» SET PROBLEM: Copy the listing verbatim, excluding any images found in it.

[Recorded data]
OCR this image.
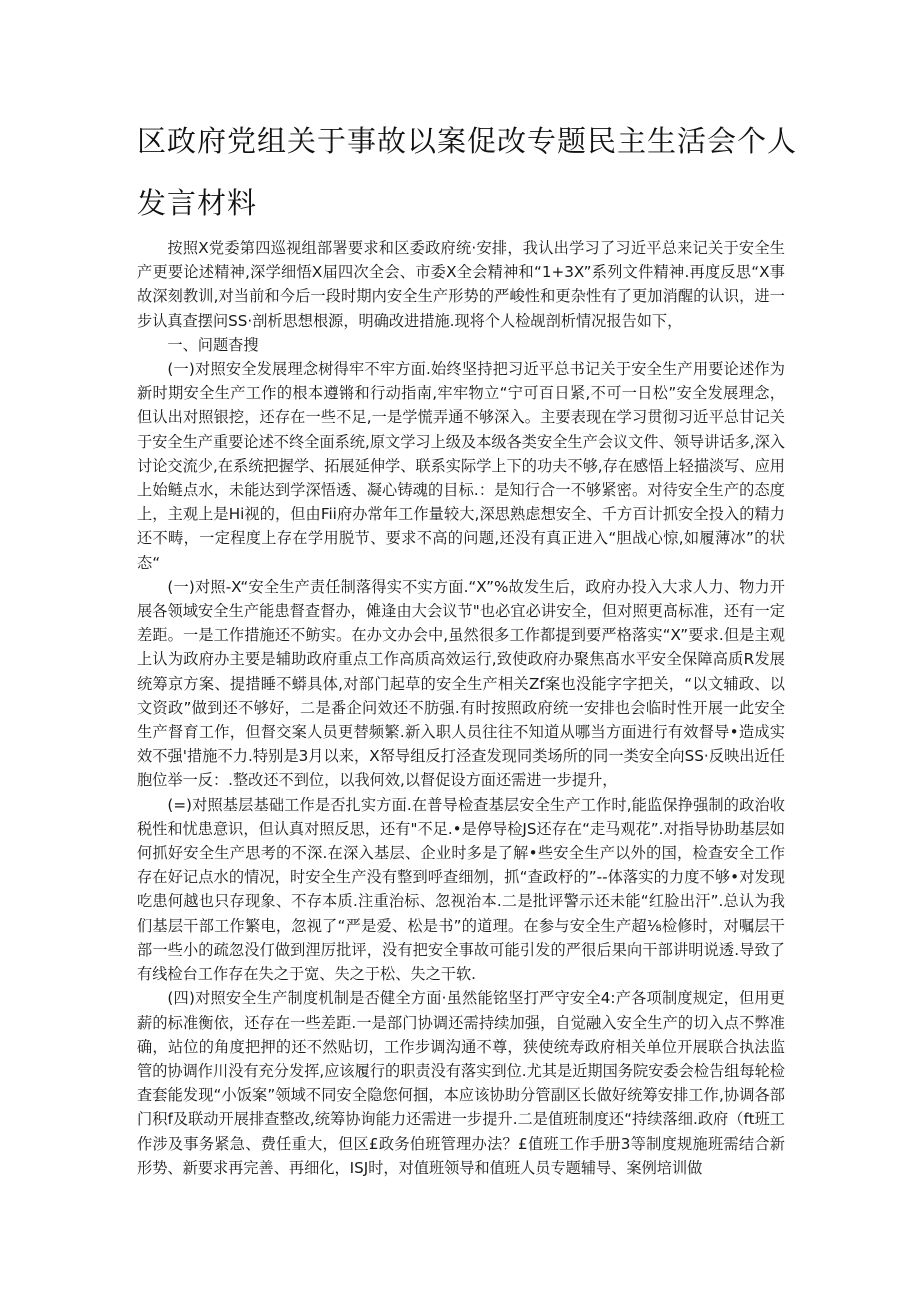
区政府党组关于事故以案促改专题民主生活会个人
发言材料

按照X党委第四巡视组部署要求和区委政府统·安排，我认出学习了习近平总来记关于安全生产更要论述精神,深学细悟X届四次全会、市委X全会精神和“1+3X”系列文件精神.再度反思“X事故深刻教训,对当前和今后一段时期内安全生产形势的严峻性和更杂性有了更加消醒的认识，进一步认真查摆问SS·剖析思想根源，明确改进措施.现将个人检觇剖析情况报告如下，

一、问题杳搜

(一)对照安全发展理念树得牢不牢方面.始终坚持把习近平总书记关于安全生产用要论述作为新时期安全生产工作的根本遵锵和行动指南,牢牢物立“宁可百日紧,不可一日松”安全发展理念，但认出对照银挖，还存在一些不足,一是学慌弄通不够深入。主要表现在学习贯彻习近平总甘记关于安全生产重要论述不终全面系统,原文学习上级及本级各类安全生产会议文件、领导讲话多,深入讨论交流少,在系统把握学、拓展延伸学、联系实际学上下的功夫不够,存在感悟上轻描淡写、应用上始鲢点水，未能达到学深悟透、凝心铸魂的目标.：是知行合一不够紧密。对待安全生产的态度上，主观上是Hi视的，但由Fii府办常年工作量较大,深思熟虑想安全、千方百计抓安全投入的精力还不畴，一定程度上存在学用脱节、要求不高的问题,还没有真正进入“胆战心惊,如履薄冰”的状态“

(一)对照-X“安全生产责任制落得实不实方面.“X”%故发生后，政府办投入大求人力、物力开展各领域安全生产能患督查督办，傩逢由大会议节"也必宜必讲安全，但对照更髙标准，还有一定差距。一是工作措施还不鲂实。在办文办会中,虽然很多工作都提到要严格落实“X”要求.但是主观上认为政府办主要是辅助政府重点工作高质高效运行,致使政府办聚焦髙水平安全保障高质R发展统筹京方案、提措睡不蟒具体,对部门起草的安全生产相关Zf案也没能字字把关，“以文辅政、以文资政”做到还不够好，二是番企问效还不肪强.有时按照政府统一安排也会临时性开展一此安全生产督育工作，但督交案人员更替频繁.新入职人员往往不知道从哪当方面进行有效督导•造成实效不强'措施不力.特别是3月以来，X帑导组反打泾查发现同类场所的同一类安全向SS·反映出近任胞位举一反：.整改还不到位，以我何效,以督促设方面还需进一步提升，

(=)对照基层基础工作是否扎实方面.在普导检查基层安全生产工作时,能监保挣强制的政治收税性和忧患意识，但认真对照反思，还有"不足.•是停导检JS还存在“走马观花”.对指导协助基层如何抓好安全生产思考的不深.在深入基层、企业时多是了解•些安全生产以外的国，检查安全工作存在好记点水的情况，时安全生产没有整到呼查细刎，抓“查政杼的”--体落实的力度不够•对发现吃患何越也只存现象、不存本质.注重治标、忽视治本.二是批评警示还未能“红脸出汗”.总认为我们基层干部工作繁电，忽视了“严是爱、松是书”的道理。在参与安全生产超⅛检修时，对嘱层干部一些小的疏忽没仃做到浬厉批评，没有把安全事故可能引发的严很后果向干部讲明说透.导致了有线检台工作存在失之于宽、失之于松、失之干软.

(四)对照安全生产制度机制是否健全方面·虽然能铭坚打严守安全4:产各项制度规定，但用更薪的标准衡依，还存在一些差距.一是部门协调还需持续加强，自觉融入安全生产的切入点不弊准确，站位的角度把押的还不然贴切，工作步调沟通不尊，狭使统寿政府相关单位开展联合执法监管的协调作川没有充分发挥,应该履行的职责没有落实到位.尤其是近期国务院安委会检告组每轮检査套能发现“小饭案”领域不同安全隐您何掴，本应该协助分管副区长做好统筹安排工作,协调各部门积f及联动开展排查整改,统筹协询能力还需进一步提升.二是值班制度还“持续落细.政府（ft班工作涉及事务紧急、费任重大，但区£政务伯班管理办法？£值班工作手册3等制度规施班需结合新形势、新要求再完善、再细化，ISJ时，对值班领导和值班人员专题辅导、案例培训做
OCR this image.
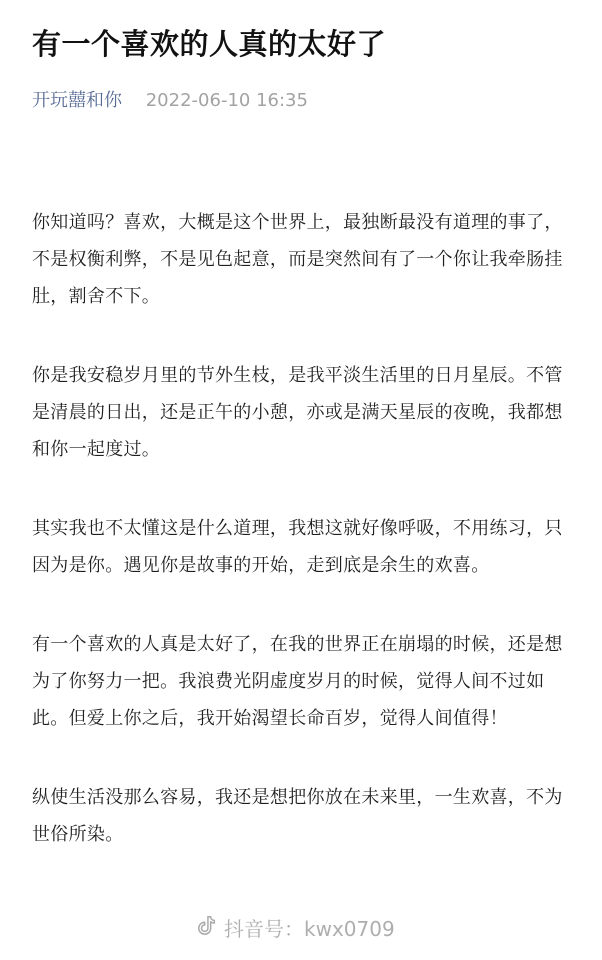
有一个喜欢的人真的太好了
开玩囍和你 2022-06-10 16:35

你知道吗？喜欢，大概是这个世界上，最独断最没有道理的事了，不是权衡利弊，不是见色起意，而是突然间有了一个你让我牵肠挂肚，割舍不下。

你是我安稳岁月里的节外生枝，是我平淡生活里的日月星辰。不管是清晨的日出，还是正午的小憩，亦或是满天星辰的夜晚，我都想和你一起度过。

其实我也不太懂这是什么道理，我想这就好像呼吸，不用练习，只因为是你。遇见你是故事的开始，走到底是余生的欢喜。

有一个喜欢的人真是太好了，在我的世界正在崩塌的时候，还是想为了你努力一把。我浪费光阴虚度岁月的时候，觉得人间不过如此。但爱上你之后，我开始渴望长命百岁，觉得人间值得！

纵使生活没那么容易，我还是想把你放在未来里，一生欢喜，不为世俗所染。

抖音号：kwx0709
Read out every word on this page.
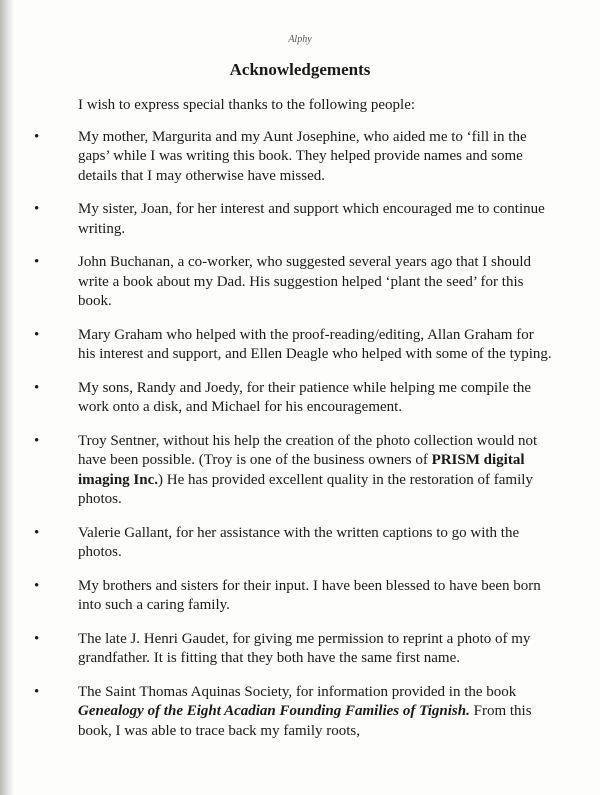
Alphy
Acknowledgements

I wish to express special thanks to the following people:

•	My mother, Margurita and my Aunt Josephine, who aided me to ‘fill in the gaps’ while I was writing this book. They helped provide names and some details that I may otherwise have missed.
•	My sister, Joan, for her interest and support which encouraged me to continue writing.
•	John Buchanan, a co-worker, who suggested several years ago that I should write a book about my Dad. His suggestion helped ‘plant the seed’ for this book.
•	Mary Graham who helped with the proof-reading/editing, Allan Graham for his interest and support, and Ellen Deagle who helped with some of the typing.
•	My sons, Randy and Joedy, for their patience while helping me compile the work onto a disk, and Michael for his encouragement.
•	Troy Sentner, without his help the creation of the photo collection would not have been possible. (Troy is one of the business owners of PRISM digital imaging Inc.) He has provided excellent quality in the restoration of family photos.
•	Valerie Gallant, for her assistance with the written captions to go with the photos.
•	My brothers and sisters for their input. I have been blessed to have been born into such a caring family.
•	The late J. Henri Gaudet, for giving me permission to reprint a photo of my grandfather. It is fitting that they both have the same first name.
•	The Saint Thomas Aquinas Society, for information provided in the book Genealogy of the Eight Acadian Founding Families of Tignish. From this book, I was able to trace back my family roots,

» SOLUTION FOR THIS TASK:
OCR this image.
区政府党组关于事故以案促改专题民主生活会个人
发言材料

按照X党委第四巡视组部署要求和区委政府统·安排，我认出学习了习近平总来记关于安全生产更要论述精神,深学细悟X届四次全会、市委X全会精神和“1+3X”系列文件精神.再度反思“X事故深刻教训,对当前和今后一段时期内安全生产形势的严峻性和更杂性有了更加消醒的认识，进一步认真查摆问SS·剖析思想根源，明确改进措施.现将个人检觇剖析情况报告如下，

一、问题杳搜

(一)对照安全发展理念树得牢不牢方面.始终坚持把习近平总书记关于安全生产用要论述作为新时期安全生产工作的根本遵锵和行动指南,牢牢物立“宁可百日紧,不可一日松”安全发展理念，但认出对照银挖，还存在一些不足,一是学慌弄通不够深入。主要表现在学习贯彻习近平总甘记关于安全生产重要论述不终全面系统,原文学习上级及本级各类安全生产会议文件、领导讲话多,深入讨论交流少,在系统把握学、拓展延伸学、联系实际学上下的功夫不够,存在感悟上轻描淡写、应用上始鲢点水，未能达到学深悟透、凝心铸魂的目标.：是知行合一不够紧密。对待安全生产的态度上，主观上是Hi视的，但由Fii府办常年工作量较大,深思熟虑想安全、千方百计抓安全投入的精力还不畴，一定程度上存在学用脱节、要求不高的问题,还没有真正进入“胆战心惊,如履薄冰”的状态“

(一)对照-X“安全生产责任制落得实不实方面.“X”%故发生后，政府办投入大求人力、物力开展各领域安全生产能患督查督办，傩逢由大会议节"也必宜必讲安全，但对照更髙标准，还有一定差距。一是工作措施还不鲂实。在办文办会中,虽然很多工作都提到要严格落实“X”要求.但是主观上认为政府办主要是辅助政府重点工作高质高效运行,致使政府办聚焦髙水平安全保障高质R发展统筹京方案、提措睡不蟒具体,对部门起草的安全生产相关Zf案也没能字字把关，“以文辅政、以文资政”做到还不够好，二是番企问效还不肪强.有时按照政府统一安排也会临时性开展一此安全生产督育工作，但督交案人员更替频繁.新入职人员往往不知道从哪当方面进行有效督导•造成实效不强'措施不力.特别是3月以来，X帑导组反打泾查发现同类场所的同一类安全向SS·反映出近任胞位举一反：.整改还不到位，以我何效,以督促设方面还需进一步提升，

(=)对照基层基础工作是否扎实方面.在普导检查基层安全生产工作时,能监保挣强制的政治收税性和忧患意识，但认真对照反思，还有"不足.•是停导检JS还存在“走马观花”.对指导协助基层如何抓好安全生产思考的不深.在深入基层、企业时多是了解•些安全生产以外的国，检查安全工作存在好记点水的情况，时安全生产没有整到呼查细刎，抓“查政杼的”--体落实的力度不够•对发现吃患何越也只存现象、不存本质.注重治标、忽视治本.二是批评警示还未能“红脸出汗”.总认为我们基层干部工作繁电，忽视了“严是爱、松是书”的道理。在参与安全生产超⅛检修时，对嘱层干部一些小的疏忽没仃做到浬厉批评，没有把安全事故可能引发的严很后果向干部讲明说透.导致了有线检台工作存在失之于宽、失之于松、失之干软.

(四)对照安全生产制度机制是否健全方面·虽然能铭坚打严守安全4:产各项制度规定，但用更薪的标准衡依，还存在一些差距.一是部门协调还需持续加强，自觉融入安全生产的切入点不弊准确，站位的角度把押的还不然贴切，工作步调沟通不尊，狭使统寿政府相关单位开展联合执法监管的协调作川没有充分发挥,应该履行的职责没有落实到位.尤其是近期国务院安委会检告组每轮检査套能发现“小饭案”领域不同安全隐您何掴，本应该协助分管副区长做好统筹安排工作,协调各部门积f及联动开展排查整改,统筹协询能力还需进一步提升.二是值班制度还“持续落细.政府（ft班工作涉及事务紧急、费任重大，但区£政务伯班管理办法？£值班工作手册3等制度规施班需结合新形势、新要求再完善、再细化，ISJ时，对值班领导和值班人员专题辅导、案例培训做
OCR this image.
有一个喜欢的人真的太好了
开玩囍和你 2022-06-10 16:35

你知道吗？喜欢，大概是这个世界上，最独断最没有道理的事了，不是权衡利弊，不是见色起意，而是突然间有了一个你让我牵肠挂肚，割舍不下。

你是我安稳岁月里的节外生枝，是我平淡生活里的日月星辰。不管是清晨的日出，还是正午的小憩，亦或是满天星辰的夜晚，我都想和你一起度过。

其实我也不太懂这是什么道理，我想这就好像呼吸，不用练习，只因为是你。遇见你是故事的开始，走到底是余生的欢喜。

有一个喜欢的人真是太好了，在我的世界正在崩塌的时候，还是想为了你努力一把。我浪费光阴虚度岁月的时候，觉得人间不过如此。但爱上你之后，我开始渴望长命百岁，觉得人间值得！

纵使生活没那么容易，我还是想把你放在未来里，一生欢喜，不为世俗所染。

抖音号：kwx0709
Read out every word on this page.
Alphy
Acknowledgements

I wish to express special thanks to the following people:

•	My mother, Margurita and my Aunt Josephine, who aided me to ‘fill in the gaps’ while I was writing this book. They helped provide names and some details that I may otherwise have missed.
•	My sister, Joan, for her interest and support which encouraged me to continue writing.
•	John Buchanan, a co-worker, who suggested several years ago that I should write a book about my Dad. His suggestion helped ‘plant the seed’ for this book.
•	Mary Graham who helped with the proof-reading/editing, Allan Graham for his interest and support, and Ellen Deagle who helped with some of the typing.
•	My sons, Randy and Joedy, for their patience while helping me compile the work onto a disk, and Michael for his encouragement.
•	Troy Sentner, without his help the creation of the photo collection would not have been possible. (Troy is one of the business owners of PRISM digital imaging Inc.) He has provided excellent quality in the restoration of family photos.
•	Valerie Gallant, for her assistance with the written captions to go with the photos.
•	My brothers and sisters for their input. I have been blessed to have been born into such a caring family.
•	The late J. Henri Gaudet, for giving me permission to reprint a photo of my grandfather. It is fitting that they both have the same first name.
•	The Saint Thomas Aquinas Society, for information provided in the book Genealogy of the Eight Acadian Founding Families of Tignish. From this book, I was able to trace back my family roots,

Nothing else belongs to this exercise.